===== Dataset records =====
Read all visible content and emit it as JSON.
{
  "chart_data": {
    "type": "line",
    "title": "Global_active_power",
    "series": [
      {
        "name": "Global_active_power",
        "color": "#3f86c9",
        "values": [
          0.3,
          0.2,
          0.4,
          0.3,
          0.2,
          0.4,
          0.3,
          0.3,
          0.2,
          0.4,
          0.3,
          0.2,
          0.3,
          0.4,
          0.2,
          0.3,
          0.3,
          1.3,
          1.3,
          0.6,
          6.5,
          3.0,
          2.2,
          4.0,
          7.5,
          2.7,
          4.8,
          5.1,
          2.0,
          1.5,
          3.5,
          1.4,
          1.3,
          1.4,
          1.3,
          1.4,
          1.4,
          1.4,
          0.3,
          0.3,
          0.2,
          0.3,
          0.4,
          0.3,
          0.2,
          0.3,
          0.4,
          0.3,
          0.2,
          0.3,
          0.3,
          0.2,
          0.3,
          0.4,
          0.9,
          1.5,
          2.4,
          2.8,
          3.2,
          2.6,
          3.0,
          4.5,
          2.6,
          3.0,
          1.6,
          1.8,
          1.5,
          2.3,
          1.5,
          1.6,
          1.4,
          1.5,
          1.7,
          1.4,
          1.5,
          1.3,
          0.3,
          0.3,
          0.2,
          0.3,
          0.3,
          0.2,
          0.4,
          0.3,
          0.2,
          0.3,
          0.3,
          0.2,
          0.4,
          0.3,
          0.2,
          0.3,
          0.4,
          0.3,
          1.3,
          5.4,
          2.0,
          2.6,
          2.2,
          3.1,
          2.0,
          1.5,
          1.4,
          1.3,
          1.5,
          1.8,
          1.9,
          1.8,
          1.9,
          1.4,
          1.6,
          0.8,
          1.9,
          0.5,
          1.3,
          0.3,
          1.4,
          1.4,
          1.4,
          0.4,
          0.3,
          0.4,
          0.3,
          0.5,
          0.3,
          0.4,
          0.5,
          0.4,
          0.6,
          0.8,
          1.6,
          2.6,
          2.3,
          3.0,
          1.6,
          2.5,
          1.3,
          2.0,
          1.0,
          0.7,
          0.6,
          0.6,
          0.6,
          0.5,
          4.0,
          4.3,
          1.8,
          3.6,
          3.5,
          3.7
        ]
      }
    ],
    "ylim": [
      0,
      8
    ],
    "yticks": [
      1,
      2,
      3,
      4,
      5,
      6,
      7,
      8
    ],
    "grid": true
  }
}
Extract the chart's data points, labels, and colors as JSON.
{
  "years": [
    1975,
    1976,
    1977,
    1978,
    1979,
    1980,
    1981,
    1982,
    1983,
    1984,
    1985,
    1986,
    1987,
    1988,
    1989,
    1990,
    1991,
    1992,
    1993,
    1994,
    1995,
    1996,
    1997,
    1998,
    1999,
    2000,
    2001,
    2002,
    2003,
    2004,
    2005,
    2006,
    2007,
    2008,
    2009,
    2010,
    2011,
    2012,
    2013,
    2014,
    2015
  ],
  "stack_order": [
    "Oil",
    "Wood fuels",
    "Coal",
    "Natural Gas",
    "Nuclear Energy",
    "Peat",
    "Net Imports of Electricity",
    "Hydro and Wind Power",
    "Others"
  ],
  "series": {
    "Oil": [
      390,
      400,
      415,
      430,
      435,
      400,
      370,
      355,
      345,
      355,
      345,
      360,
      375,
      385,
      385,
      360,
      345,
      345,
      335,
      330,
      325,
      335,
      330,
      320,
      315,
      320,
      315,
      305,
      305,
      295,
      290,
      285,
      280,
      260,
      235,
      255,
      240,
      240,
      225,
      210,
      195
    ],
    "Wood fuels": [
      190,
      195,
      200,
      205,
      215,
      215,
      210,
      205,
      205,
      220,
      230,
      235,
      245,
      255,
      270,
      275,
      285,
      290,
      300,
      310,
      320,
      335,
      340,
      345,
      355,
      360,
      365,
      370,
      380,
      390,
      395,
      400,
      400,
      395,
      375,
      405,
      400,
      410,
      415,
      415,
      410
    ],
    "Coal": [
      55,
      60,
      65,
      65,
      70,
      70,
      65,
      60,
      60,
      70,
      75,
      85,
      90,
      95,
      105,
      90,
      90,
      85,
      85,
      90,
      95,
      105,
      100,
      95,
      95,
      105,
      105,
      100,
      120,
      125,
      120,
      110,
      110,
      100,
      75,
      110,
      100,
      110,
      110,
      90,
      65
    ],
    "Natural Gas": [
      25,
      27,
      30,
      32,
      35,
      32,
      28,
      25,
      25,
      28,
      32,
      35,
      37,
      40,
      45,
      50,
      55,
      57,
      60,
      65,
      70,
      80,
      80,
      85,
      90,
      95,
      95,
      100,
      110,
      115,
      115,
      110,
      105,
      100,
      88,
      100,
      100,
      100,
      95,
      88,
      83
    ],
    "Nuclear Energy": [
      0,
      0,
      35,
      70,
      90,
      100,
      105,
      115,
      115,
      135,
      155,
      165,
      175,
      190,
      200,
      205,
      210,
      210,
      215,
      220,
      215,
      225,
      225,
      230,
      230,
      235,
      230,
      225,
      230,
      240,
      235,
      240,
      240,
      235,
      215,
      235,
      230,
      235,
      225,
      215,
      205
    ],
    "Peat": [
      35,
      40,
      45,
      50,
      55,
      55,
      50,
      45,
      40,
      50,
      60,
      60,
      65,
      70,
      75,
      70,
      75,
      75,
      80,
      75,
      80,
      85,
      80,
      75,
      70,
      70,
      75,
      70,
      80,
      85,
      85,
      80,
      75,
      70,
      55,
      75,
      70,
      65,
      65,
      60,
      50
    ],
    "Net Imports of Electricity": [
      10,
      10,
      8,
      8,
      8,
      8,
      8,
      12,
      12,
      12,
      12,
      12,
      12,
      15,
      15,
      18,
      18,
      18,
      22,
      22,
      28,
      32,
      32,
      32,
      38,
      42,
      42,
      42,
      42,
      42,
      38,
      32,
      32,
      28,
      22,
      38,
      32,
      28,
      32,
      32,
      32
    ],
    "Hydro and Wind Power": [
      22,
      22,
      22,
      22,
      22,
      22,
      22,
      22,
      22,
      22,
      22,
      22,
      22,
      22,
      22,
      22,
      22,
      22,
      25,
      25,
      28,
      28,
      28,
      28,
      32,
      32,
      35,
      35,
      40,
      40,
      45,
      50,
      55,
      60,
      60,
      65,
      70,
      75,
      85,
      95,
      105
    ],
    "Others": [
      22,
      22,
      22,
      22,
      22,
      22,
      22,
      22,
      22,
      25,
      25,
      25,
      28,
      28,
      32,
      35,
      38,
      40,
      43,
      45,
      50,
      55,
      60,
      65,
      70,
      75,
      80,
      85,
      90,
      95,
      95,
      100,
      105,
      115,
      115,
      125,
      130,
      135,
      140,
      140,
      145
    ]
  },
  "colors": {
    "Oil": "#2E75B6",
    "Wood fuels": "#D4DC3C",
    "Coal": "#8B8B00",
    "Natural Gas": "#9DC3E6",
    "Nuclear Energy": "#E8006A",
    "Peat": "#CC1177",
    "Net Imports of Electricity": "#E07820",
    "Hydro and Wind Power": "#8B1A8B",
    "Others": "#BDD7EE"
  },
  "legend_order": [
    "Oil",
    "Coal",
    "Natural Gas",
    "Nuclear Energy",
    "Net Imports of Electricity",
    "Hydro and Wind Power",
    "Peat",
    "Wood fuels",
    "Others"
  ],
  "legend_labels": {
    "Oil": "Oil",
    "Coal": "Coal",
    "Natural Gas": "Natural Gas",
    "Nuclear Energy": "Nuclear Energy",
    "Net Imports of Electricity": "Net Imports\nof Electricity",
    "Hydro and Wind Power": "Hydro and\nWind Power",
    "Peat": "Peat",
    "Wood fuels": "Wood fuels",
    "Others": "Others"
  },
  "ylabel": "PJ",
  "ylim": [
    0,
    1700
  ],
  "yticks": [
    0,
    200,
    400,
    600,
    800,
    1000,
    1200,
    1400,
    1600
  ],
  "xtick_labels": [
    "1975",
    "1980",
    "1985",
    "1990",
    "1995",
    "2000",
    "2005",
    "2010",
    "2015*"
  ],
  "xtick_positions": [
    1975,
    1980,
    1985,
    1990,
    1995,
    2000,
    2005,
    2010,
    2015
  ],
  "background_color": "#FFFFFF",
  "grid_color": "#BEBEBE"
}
=====
§ **What to do**
Say how many lines in the listing above include "Hydro". Give nothing but the number.

§ **Exercise solution**
5